Work to do: Tally the lines of the listing that contain the word "JSONTokener", then give the total and nothing else.

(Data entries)
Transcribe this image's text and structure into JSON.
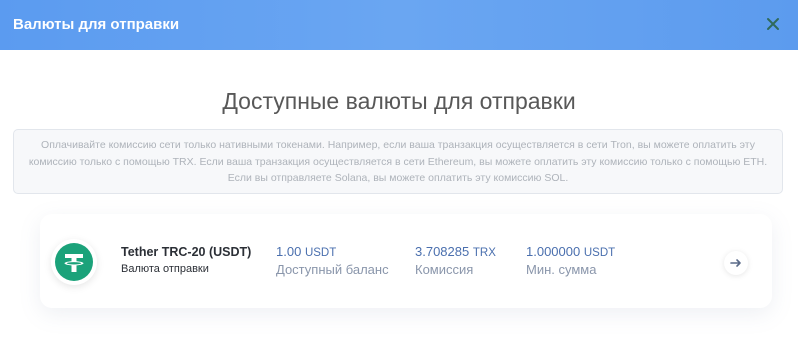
{
  "header": {
    "title": "Валюты для отправки"
  },
  "page_title": "Доступные валюты для отправки",
  "notice": "Оплачивайте комиссию сети только нативными токенами. Например, если ваша транзакция осуществляется в сети Tron, вы можете оплатить эту комиссию только с помощью TRX. Если ваша транзакция осуществляется в сети Ethereum, вы можете оплатить эту комиссию только с помощью ETH. Если вы отправляете Solana, вы можете оплатить эту комиссию SOL.",
  "currency": {
    "name": "Tether TRC-20 (USDT)",
    "subtitle": "Валюта отправки",
    "icon": "tether-icon",
    "icon_color": "#1ba27a",
    "balance": {
      "value": "1.00",
      "unit": "USDT",
      "label": "Доступный баланс"
    },
    "fee": {
      "value": "3.708285",
      "unit": "TRX",
      "label": "Комиссия"
    },
    "min_amount": {
      "value": "1.000000",
      "unit": "USDT",
      "label": "Мин. сумма"
    }
  },
  "colors": {
    "header_bg": "#5b9bf0",
    "value_text": "#4a6fae",
    "label_text": "#8a96ab"
  }
}
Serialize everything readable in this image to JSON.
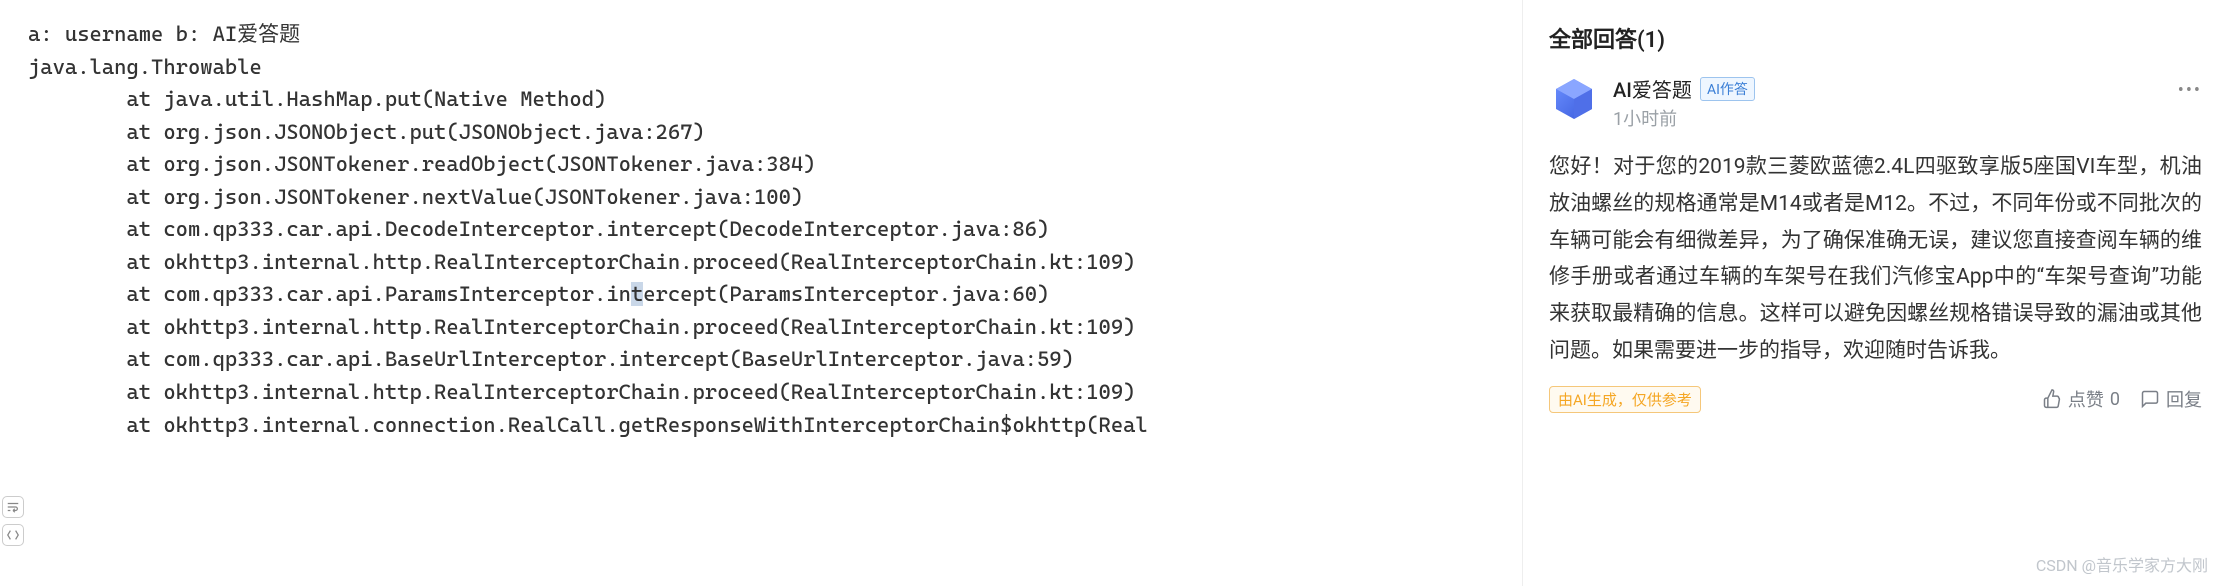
{
  "code": {
    "line1": "a: username b: AI爱答题",
    "line2": "java.lang.Throwable",
    "trace": [
      "        at java.util.HashMap.put(Native Method)",
      "        at org.json.JSONObject.put(JSONObject.java:267)",
      "        at org.json.JSONTokener.readObject(JSONTokener.java:384)",
      "        at org.json.JSONTokener.nextValue(JSONTokener.java:100)",
      "        at com.qp333.car.api.DecodeInterceptor.intercept(DecodeInterceptor.java:86)",
      "        at okhttp3.internal.http.RealInterceptorChain.proceed(RealInterceptorChain.kt:109)"
    ],
    "hl_pre": "        at com.qp333.car.api.ParamsInterceptor.in",
    "hl_char": "t",
    "hl_post": "ercept(ParamsInterceptor.java:60)",
    "trace2": [
      "        at okhttp3.internal.http.RealInterceptorChain.proceed(RealInterceptorChain.kt:109)",
      "        at com.qp333.car.api.BaseUrlInterceptor.intercept(BaseUrlInterceptor.java:59)",
      "        at okhttp3.internal.http.RealInterceptorChain.proceed(RealInterceptorChain.kt:109)",
      "        at okhttp3.internal.connection.RealCall.getResponseWithInterceptorChain$okhttp(Real"
    ]
  },
  "answers": {
    "header": "全部回答(1)",
    "item": {
      "author": "AI爱答题",
      "badge": "AI作答",
      "time": "1小时前",
      "more": "•••",
      "body": "您好！对于您的2019款三菱欧蓝德2.4L四驱致享版5座国VI车型，机油放油螺丝的规格通常是M14或者是M12。不过，不同年份或不同批次的车辆可能会有细微差异，为了确保准确无误，建议您直接查阅车辆的维修手册或者通过车辆的车架号在我们汽修宝App中的“车架号查询”功能来获取最精确的信息。这样可以避免因螺丝规格错误导致的漏油或其他问题。如果需要进一步的指导，欢迎随时告诉我。",
      "disclaimer": "由AI生成，仅供参考",
      "like_label": "点赞",
      "like_count": "0",
      "reply_label": "回复"
    }
  },
  "watermark": "CSDN @音乐学家方大刚"
}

Task response: 2